Data listing:
+ + + + + + +
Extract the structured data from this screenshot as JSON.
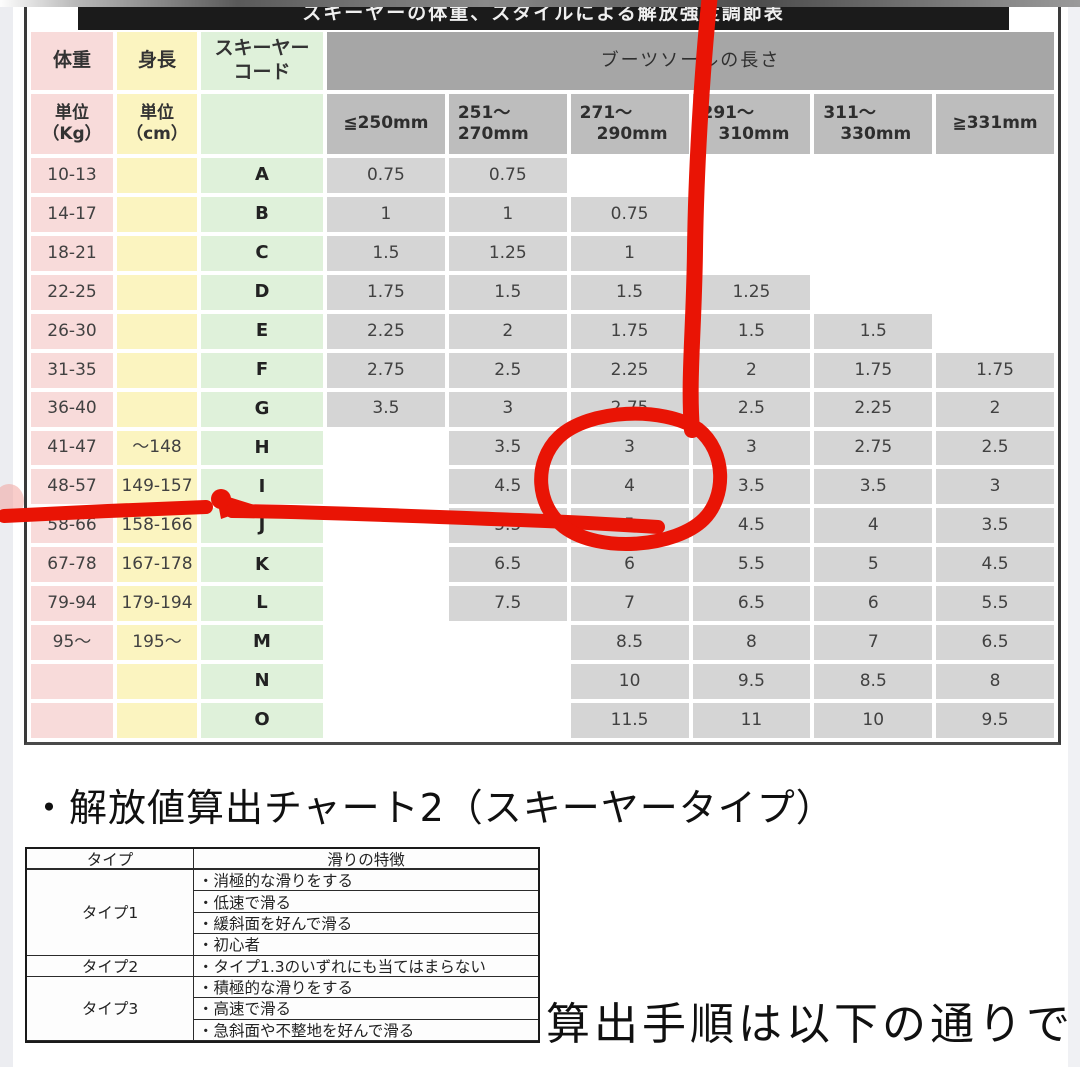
{
  "title_bar": {
    "text": "スキーヤーの体重、スタイルによる解放強度調節表"
  },
  "main_table": {
    "col_headers": {
      "weight": "体重",
      "height": "身長",
      "code": "スキーヤー\nコード",
      "boot_sole": "ブーツソールの長さ"
    },
    "unit_row": {
      "weight": "単位\n（Kg）",
      "height": "単位\n（cm）"
    },
    "sole_lengths": [
      "≦250mm",
      "251～\n270mm",
      "271～\n  290mm",
      "291～\n  310mm",
      "311～\n  330mm",
      "≧331mm"
    ],
    "rows": [
      {
        "weight": "10-13",
        "height": "",
        "code": "A",
        "values": [
          "0.75",
          "0.75",
          "",
          "",
          "",
          ""
        ]
      },
      {
        "weight": "14-17",
        "height": "",
        "code": "B",
        "values": [
          "1",
          "1",
          "0.75",
          "",
          "",
          ""
        ]
      },
      {
        "weight": "18-21",
        "height": "",
        "code": "C",
        "values": [
          "1.5",
          "1.25",
          "1",
          "",
          "",
          ""
        ]
      },
      {
        "weight": "22-25",
        "height": "",
        "code": "D",
        "values": [
          "1.75",
          "1.5",
          "1.5",
          "1.25",
          "",
          ""
        ]
      },
      {
        "weight": "26-30",
        "height": "",
        "code": "E",
        "values": [
          "2.25",
          "2",
          "1.75",
          "1.5",
          "1.5",
          ""
        ]
      },
      {
        "weight": "31-35",
        "height": "",
        "code": "F",
        "values": [
          "2.75",
          "2.5",
          "2.25",
          "2",
          "1.75",
          "1.75"
        ]
      },
      {
        "weight": "36-40",
        "height": "",
        "code": "G",
        "values": [
          "3.5",
          "3",
          "2.75",
          "2.5",
          "2.25",
          "2"
        ]
      },
      {
        "weight": "41-47",
        "height": "～148",
        "code": "H",
        "values": [
          "",
          "3.5",
          "3",
          "3",
          "2.75",
          "2.5"
        ]
      },
      {
        "weight": "48-57",
        "height": "149-157",
        "code": "I",
        "values": [
          "",
          "4.5",
          "4",
          "3.5",
          "3.5",
          "3"
        ]
      },
      {
        "weight": "58-66",
        "height": "158-166",
        "code": "J",
        "values": [
          "",
          "5.5",
          "5",
          "4.5",
          "4",
          "3.5"
        ]
      },
      {
        "weight": "67-78",
        "height": "167-178",
        "code": "K",
        "values": [
          "",
          "6.5",
          "6",
          "5.5",
          "5",
          "4.5"
        ]
      },
      {
        "weight": "79-94",
        "height": "179-194",
        "code": "L",
        "values": [
          "",
          "7.5",
          "7",
          "6.5",
          "6",
          "5.5"
        ]
      },
      {
        "weight": "95～",
        "height": "195～",
        "code": "M",
        "values": [
          "",
          "",
          "8.5",
          "8",
          "7",
          "6.5"
        ]
      },
      {
        "weight": "",
        "height": "",
        "code": "N",
        "values": [
          "",
          "",
          "10",
          "9.5",
          "8.5",
          "8"
        ]
      },
      {
        "weight": "",
        "height": "",
        "code": "O",
        "values": [
          "",
          "",
          "11.5",
          "11",
          "10",
          "9.5"
        ]
      }
    ]
  },
  "chart2": {
    "bullet_title": "・解放値算出チャート2（スキーヤータイプ）",
    "type_table": {
      "headers": [
        "タイプ",
        "滑りの特徴"
      ],
      "groups": [
        {
          "type": "タイプ1",
          "features": [
            "・消極的な滑りをする",
            "・低速で滑る",
            "・緩斜面を好んで滑る",
            "・初心者"
          ]
        },
        {
          "type": "タイプ2",
          "features": [
            "・タイプ1.3のいずれにも当てはまらない"
          ]
        },
        {
          "type": "タイプ3",
          "features": [
            "・積極的な滑りをする",
            "・高速で滑る",
            "・急斜面や不整地を好んで滑る"
          ]
        }
      ]
    },
    "footer_text": "算出手順は以下の通りで"
  },
  "annotations": {
    "highlight_color": "#e91405",
    "circled_rows": [
      "H",
      "I"
    ],
    "circled_column": "271～290mm",
    "circled_values": [
      "3",
      "4"
    ]
  },
  "colors": {
    "weight_col": "#f8dbda",
    "height_col": "#fbf4c0",
    "code_col": "#dff1da",
    "value_cell": "#d5d5d5",
    "sole_header": "#bdbdbd",
    "banner": "#a6a6a6",
    "title_bar_bg": "#1b1b1b"
  }
}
+ + + + + + +
§ **Given task**: Repeat the data above exactly, but not the pictures.

§ **Right answer**:
Extract the structured data from this screenshot as JSON.
{
  "title_bar": {
    "text": "スキーヤーの体重、スタイルによる解放強度調節表"
  },
  "main_table": {
    "col_headers": {
      "weight": "体重",
      "height": "身長",
      "code": "スキーヤー\nコード",
      "boot_sole": "ブーツソールの長さ"
    },
    "unit_row": {
      "weight": "単位\n（Kg）",
      "height": "単位\n（cm）"
    },
    "sole_lengths": [
      "≦250mm",
      "251～\n270mm",
      "271～\n  290mm",
      "291～\n  310mm",
      "311～\n  330mm",
      "≧331mm"
    ],
    "rows": [
      {
        "weight": "10-13",
        "height": "",
        "code": "A",
        "values": [
          "0.75",
          "0.75",
          "",
          "",
          "",
          ""
        ]
      },
      {
        "weight": "14-17",
        "height": "",
        "code": "B",
        "values": [
          "1",
          "1",
          "0.75",
          "",
          "",
          ""
        ]
      },
      {
        "weight": "18-21",
        "height": "",
        "code": "C",
        "values": [
          "1.5",
          "1.25",
          "1",
          "",
          "",
          ""
        ]
      },
      {
        "weight": "22-25",
        "height": "",
        "code": "D",
        "values": [
          "1.75",
          "1.5",
          "1.5",
          "1.25",
          "",
          ""
        ]
      },
      {
        "weight": "26-30",
        "height": "",
        "code": "E",
        "values": [
          "2.25",
          "2",
          "1.75",
          "1.5",
          "1.5",
          ""
        ]
      },
      {
        "weight": "31-35",
        "height": "",
        "code": "F",
        "values": [
          "2.75",
          "2.5",
          "2.25",
          "2",
          "1.75",
          "1.75"
        ]
      },
      {
        "weight": "36-40",
        "height": "",
        "code": "G",
        "values": [
          "3.5",
          "3",
          "2.75",
          "2.5",
          "2.25",
          "2"
        ]
      },
      {
        "weight": "41-47",
        "height": "～148",
        "code": "H",
        "values": [
          "",
          "3.5",
          "3",
          "3",
          "2.75",
          "2.5"
        ]
      },
      {
        "weight": "48-57",
        "height": "149-157",
        "code": "I",
        "values": [
          "",
          "4.5",
          "4",
          "3.5",
          "3.5",
          "3"
        ]
      },
      {
        "weight": "58-66",
        "height": "158-166",
        "code": "J",
        "values": [
          "",
          "5.5",
          "5",
          "4.5",
          "4",
          "3.5"
        ]
      },
      {
        "weight": "67-78",
        "height": "167-178",
        "code": "K",
        "values": [
          "",
          "6.5",
          "6",
          "5.5",
          "5",
          "4.5"
        ]
      },
      {
        "weight": "79-94",
        "height": "179-194",
        "code": "L",
        "values": [
          "",
          "7.5",
          "7",
          "6.5",
          "6",
          "5.5"
        ]
      },
      {
        "weight": "95～",
        "height": "195～",
        "code": "M",
        "values": [
          "",
          "",
          "8.5",
          "8",
          "7",
          "6.5"
        ]
      },
      {
        "weight": "",
        "height": "",
        "code": "N",
        "values": [
          "",
          "",
          "10",
          "9.5",
          "8.5",
          "8"
        ]
      },
      {
        "weight": "",
        "height": "",
        "code": "O",
        "values": [
          "",
          "",
          "11.5",
          "11",
          "10",
          "9.5"
        ]
      }
    ]
  },
  "chart2": {
    "bullet_title": "・解放値算出チャート2（スキーヤータイプ）",
    "type_table": {
      "headers": [
        "タイプ",
        "滑りの特徴"
      ],
      "groups": [
        {
          "type": "タイプ1",
          "features": [
            "・消極的な滑りをする",
            "・低速で滑る",
            "・緩斜面を好んで滑る",
            "・初心者"
          ]
        },
        {
          "type": "タイプ2",
          "features": [
            "・タイプ1.3のいずれにも当てはまらない"
          ]
        },
        {
          "type": "タイプ3",
          "features": [
            "・積極的な滑りをする",
            "・高速で滑る",
            "・急斜面や不整地を好んで滑る"
          ]
        }
      ]
    },
    "footer_text": "算出手順は以下の通りで"
  },
  "annotations": {
    "highlight_color": "#e91405",
    "circled_rows": [
      "H",
      "I"
    ],
    "circled_column": "271～290mm",
    "circled_values": [
      "3",
      "4"
    ]
  },
  "colors": {
    "weight_col": "#f8dbda",
    "height_col": "#fbf4c0",
    "code_col": "#dff1da",
    "value_cell": "#d5d5d5",
    "sole_header": "#bdbdbd",
    "banner": "#a6a6a6",
    "title_bar_bg": "#1b1b1b"
  }
}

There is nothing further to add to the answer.